● Source data:

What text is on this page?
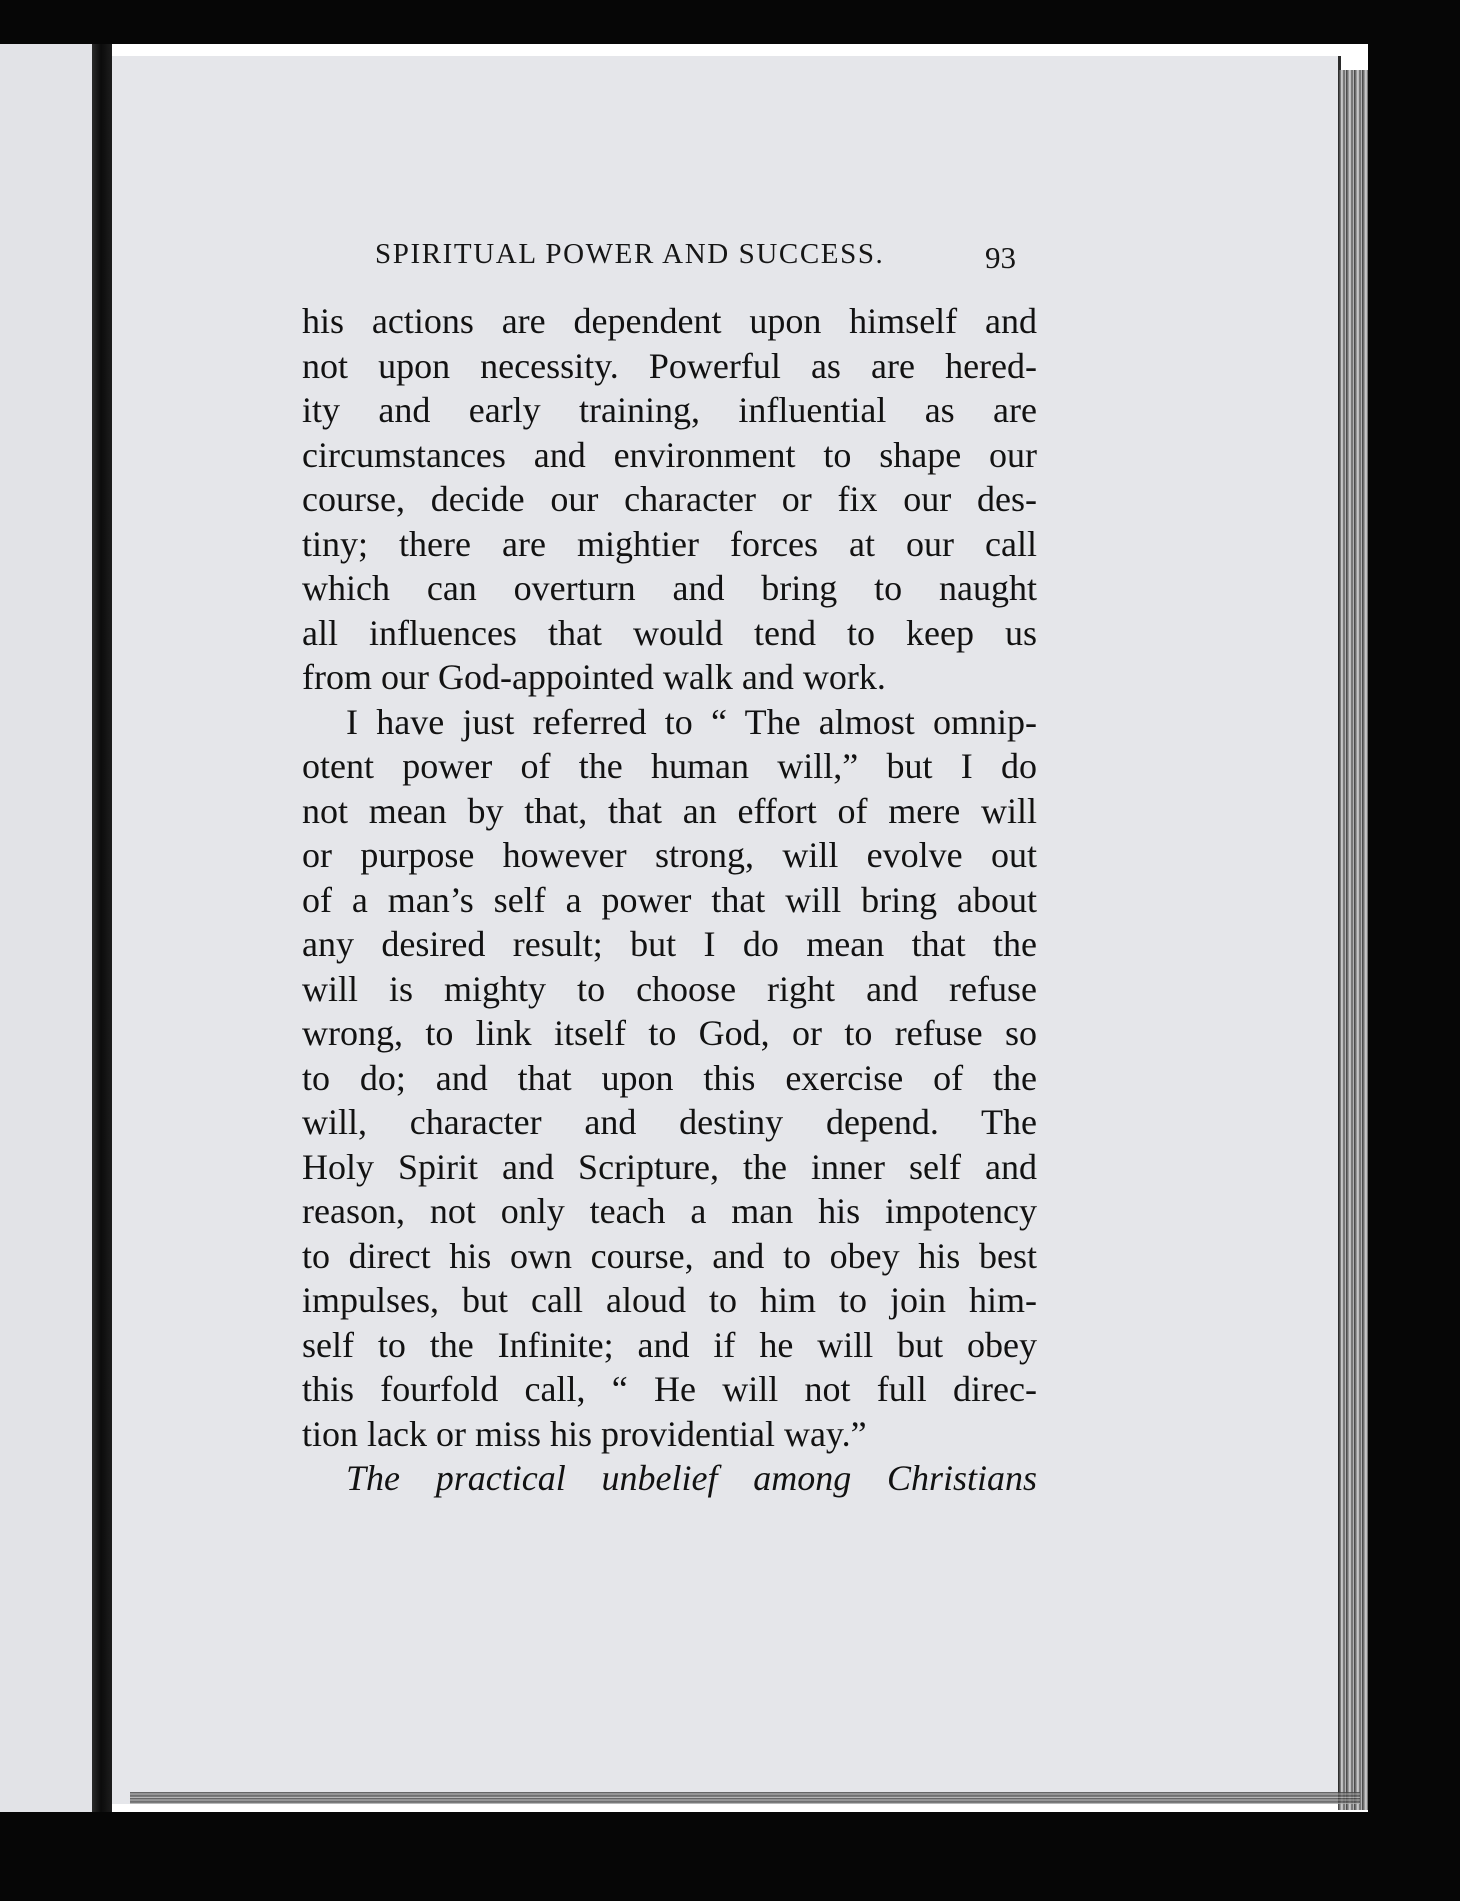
SPIRITUAL POWER AND SUCCESS.	93
his actions are dependent upon himself and
not upon necessity. Powerful as are hered-
ity and early training, influential as are
circumstances and environment to shape our
course, decide our character or fix our des-
tiny; there are mightier forces at our call
which can overturn and bring to naught
all influences that would tend to keep us
from our God-appointed walk and work.
I have just referred to “ The almost omnip-
otent power of the human will,” but I do
not mean by that, that an effort of mere will
or purpose however strong, will evolve out
of a man’s self a power that will bring about
any desired result; but I do mean that the
will is mighty to choose right and refuse
wrong, to link itself to God, or to refuse so
to do; and that upon this exercise of the
will, character and destiny depend. The
Holy Spirit and Scripture, the inner self and
reason, not only teach a man his impotency
to direct his own course, and to obey his best
impulses, but call aloud to him to join him-
self to the Infinite; and if he will but obey
this fourfold call, “ He will not full direc-
tion lack or miss his providential way.”
The practical unbelief among Christians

● Exercise objective: Exclude all images and restate the records above word for word.

● Expected answer:
What text is on this page?
SPIRITUAL POWER AND SUCCESS.	93
his actions are dependent upon himself and
not upon necessity. Powerful as are hered-
ity and early training, influential as are
circumstances and environment to shape our
course, decide our character or fix our des-
tiny; there are mightier forces at our call
which can overturn and bring to naught
all influences that would tend to keep us
from our God-appointed walk and work.
I have just referred to “ The almost omnip-
otent power of the human will,” but I do
not mean by that, that an effort of mere will
or purpose however strong, will evolve out
of a man’s self a power that will bring about
any desired result; but I do mean that the
will is mighty to choose right and refuse
wrong, to link itself to God, or to refuse so
to do; and that upon this exercise of the
will, character and destiny depend. The
Holy Spirit and Scripture, the inner self and
reason, not only teach a man his impotency
to direct his own course, and to obey his best
impulses, but call aloud to him to join him-
self to the Infinite; and if he will but obey
this fourfold call, “ He will not full direc-
tion lack or miss his providential way.”
The practical unbelief among Christians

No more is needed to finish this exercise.